> _Exercise instructions_
Reproduce every record exactly as it appears, but not the pictures.

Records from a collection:
----------------------------------------

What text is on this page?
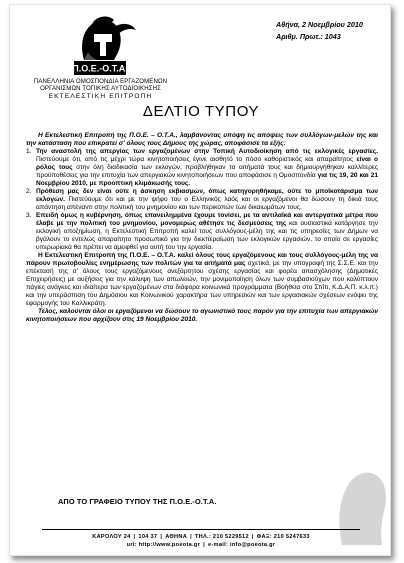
Π.Ο.Ε.-Ο.Τ.Α.
ΠΑΝΕΛΛΗΝΙΑ ΟΜΟΣΠΟΝΔΙΑ ΕΡΓΑΖΟΜΕΝΩΝ
ΟΡΓΑΝΙΣΜΩΝ ΤΟΠΙΚΗΣ ΑΥΤΟΔΙΟΙΚΗΣΗΣ
ΕΚΤΕΛΕΣΤΙΚΗ ΕΠΙΤΡΟΠΗ
Αθήνα, 2 Νοεμβρίου 2010
Αριθμ. Πρωτ.: 1043
ΔΕΛΤΙΟ ΤΥΠΟΥ

Η Εκτελεστική Επιτροπή της Π.Ο.Ε. – Ο.Τ.Α., λαμβάνοντας υπόψη τις απόψεις των συλλόγων-μελών της και την κατάσταση που επικρατεί σ' όλους τους Δήμους της χώρας, αποφάσισε τα εξής:

1. Την αναστολή της απεργίας των εργαζομένων στην Τοπική Αυτοδιοίκηση από τις εκλογικές εργασίες. Πιστεύουμε ότι, από τις μέχρι τώρα κινητοποιήσεις έγινε αισθητό το πόσο καθοριστικός και απαραίτητος είναι ο ρόλος τους στην όλη διαδικασία των εκλογών, προβλήθηκαν τα αιτήματά τους και δημιουργήθηκαν καλλίτερες προϋποθέσεις για την επιτυχία των απεργιακών κινητοποιήσεων που αποφάσισε η Ομοσπονδία για τις 19, 20 και 21 Νοεμβρίου 2010, με προοπτική κλιμάκωσής τους.
2. Πρόθεση μας δεν είναι ούτε η άσκηση εκβιασμών, όπως κατηγορηθήκαμε, ούτε το μποϊκοτάρισμα των εκλογών. Πιστεύουμε ότι και με την ψήφο του ο Ελληνικός λαός και οι εργαζόμενοι θα δώσουν τη δικιά τους απάντηση απέναντι στην πολιτική του μνημονίου και των περικοπών των δικαιωμάτων τους.
3. Επειδή όμως η κυβέρνηση, όπως επανειλημμένα έχουμε τονίσει, με τα αντιλαϊκά και αντεργατικά μέτρα που έλαβε με την πολιτική του μνημονίου, μονομερώς αθέτησε τις δεσμεύσεις της και ουσιαστικά κατάργησε την εκλογική αποζημίωση, η Εκτελεστική Επιτροπή καλεί τους συλλόγους-μέλη της και τις υπηρεσίες των Δήμων να βγάλουν το εντελώς απαραίτητο προσωπικό για την διεκπεραίωση των εκλογικών εργασιών, το οποίο σε εργασίες υπερωριακά θα πρέπει να αμειφθεί για αυτή του την εργασία.

Η Εκτελεστική Επιτροπή της Π.Ο.Ε. – Ο.Τ.Α. καλεί όλους τους εργαζόμενους και τους συλλόγους-μέλη της να πάρουν πρωτοβουλίες ενημέρωσης των πολιτών για τα αιτήματά μας σχετικά, με την υπογραφή της Σ.Σ.Ε. και την επέκτασή της σ' όλους τους εργαζόμενους ανεξάρτητου σχέσης εργασίας και φορέα απασχόλησης (Δημοτικές Επιχειρήσεις) με αυξήσεις για την κάλυψη των απωλειών, την μονιμοποίηση όλων των συμβασιούχων που καλύπτουν πάγιες ανάγκες και ιδιαίτερα των εργαζομένων στα διάφορα κοινωνικά προγράμματα (Βοήθεια στο Σπίτι, Κ.Δ.Α.Π. κ.λ.π.) και την υπεράσπιση του Δημόσιου και Κοινωνικού χαρακτήρα των υπηρεσιών και των εργασιακών σχέσεων ενόψει της εφαρμογής του Καλλικράτη.

Τέλος, καλούνται όλοι οι εργαζόμενοι να δώσουν το αγωνιστικό τους παρόν για την επιτυχία των απεργιακών κινητοποιήσεων που αρχίζουν στις 19 Νοεμβρίου 2010.

ΑΠΟ ΤΟ ΓΡΑΦΕΙΟ ΤΥΠΟΥ ΤΗΣ Π.Ο.Ε.-Ο.Τ.Α.
ΚΑΡΟΛΟΥ 24 | 104 37 | ΑΘΗΝΑ | ΤΗΛ.: 210 5229512 | ΦΑΞ: 210 5247633
url: http://www.poeota.gr | e-mail: info@poeota.gr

----------------------------------------

> _Full response_
What text is on this page?
Π.Ο.Ε.-Ο.Τ.Α.
ΠΑΝΕΛΛΗΝΙΑ ΟΜΟΣΠΟΝΔΙΑ ΕΡΓΑΖΟΜΕΝΩΝ
ΟΡΓΑΝΙΣΜΩΝ ΤΟΠΙΚΗΣ ΑΥΤΟΔΙΟΙΚΗΣΗΣ
ΕΚΤΕΛΕΣΤΙΚΗ ΕΠΙΤΡΟΠΗ
Αθήνα, 2 Νοεμβρίου 2010
Αριθμ. Πρωτ.: 1043
ΔΕΛΤΙΟ ΤΥΠΟΥ

Η Εκτελεστική Επιτροπή της Π.Ο.Ε. – Ο.Τ.Α., λαμβάνοντας υπόψη τις απόψεις των συλλόγων-μελών της και την κατάσταση που επικρατεί σ' όλους τους Δήμους της χώρας, αποφάσισε τα εξής:

1. Την αναστολή της απεργίας των εργαζομένων στην Τοπική Αυτοδιοίκηση από τις εκλογικές εργασίες. Πιστεύουμε ότι, από τις μέχρι τώρα κινητοποιήσεις έγινε αισθητό το πόσο καθοριστικός και απαραίτητος είναι ο ρόλος τους στην όλη διαδικασία των εκλογών, προβλήθηκαν τα αιτήματά τους και δημιουργήθηκαν καλλίτερες προϋποθέσεις για την επιτυχία των απεργιακών κινητοποιήσεων που αποφάσισε η Ομοσπονδία για τις 19, 20 και 21 Νοεμβρίου 2010, με προοπτική κλιμάκωσής τους.
2. Πρόθεση μας δεν είναι ούτε η άσκηση εκβιασμών, όπως κατηγορηθήκαμε, ούτε το μποϊκοτάρισμα των εκλογών. Πιστεύουμε ότι και με την ψήφο του ο Ελληνικός λαός και οι εργαζόμενοι θα δώσουν τη δικιά τους απάντηση απέναντι στην πολιτική του μνημονίου και των περικοπών των δικαιωμάτων τους.
3. Επειδή όμως η κυβέρνηση, όπως επανειλημμένα έχουμε τονίσει, με τα αντιλαϊκά και αντεργατικά μέτρα που έλαβε με την πολιτική του μνημονίου, μονομερώς αθέτησε τις δεσμεύσεις της και ουσιαστικά κατάργησε την εκλογική αποζημίωση, η Εκτελεστική Επιτροπή καλεί τους συλλόγους-μέλη της και τις υπηρεσίες των Δήμων να βγάλουν το εντελώς απαραίτητο προσωπικό για την διεκπεραίωση των εκλογικών εργασιών, το οποίο σε εργασίες υπερωριακά θα πρέπει να αμειφθεί για αυτή του την εργασία.

Η Εκτελεστική Επιτροπή της Π.Ο.Ε. – Ο.Τ.Α. καλεί όλους τους εργαζόμενους και τους συλλόγους-μέλη της να πάρουν πρωτοβουλίες ενημέρωσης των πολιτών για τα αιτήματά μας σχετικά, με την υπογραφή της Σ.Σ.Ε. και την επέκτασή της σ' όλους τους εργαζόμενους ανεξάρτητου σχέσης εργασίας και φορέα απασχόλησης (Δημοτικές Επιχειρήσεις) με αυξήσεις για την κάλυψη των απωλειών, την μονιμοποίηση όλων των συμβασιούχων που καλύπτουν πάγιες ανάγκες και ιδιαίτερα των εργαζομένων στα διάφορα κοινωνικά προγράμματα (Βοήθεια στο Σπίτι, Κ.Δ.Α.Π. κ.λ.π.) και την υπεράσπιση του Δημόσιου και Κοινωνικού χαρακτήρα των υπηρεσιών και των εργασιακών σχέσεων ενόψει της εφαρμογής του Καλλικράτη.

Τέλος, καλούνται όλοι οι εργαζόμενοι να δώσουν το αγωνιστικό τους παρόν για την επιτυχία των απεργιακών κινητοποιήσεων που αρχίζουν στις 19 Νοεμβρίου 2010.

ΑΠΟ ΤΟ ΓΡΑΦΕΙΟ ΤΥΠΟΥ ΤΗΣ Π.Ο.Ε.-Ο.Τ.Α.
ΚΑΡΟΛΟΥ 24 | 104 37 | ΑΘΗΝΑ | ΤΗΛ.: 210 5229512 | ΦΑΞ: 210 5247633
url: http://www.poeota.gr | e-mail: info@poeota.gr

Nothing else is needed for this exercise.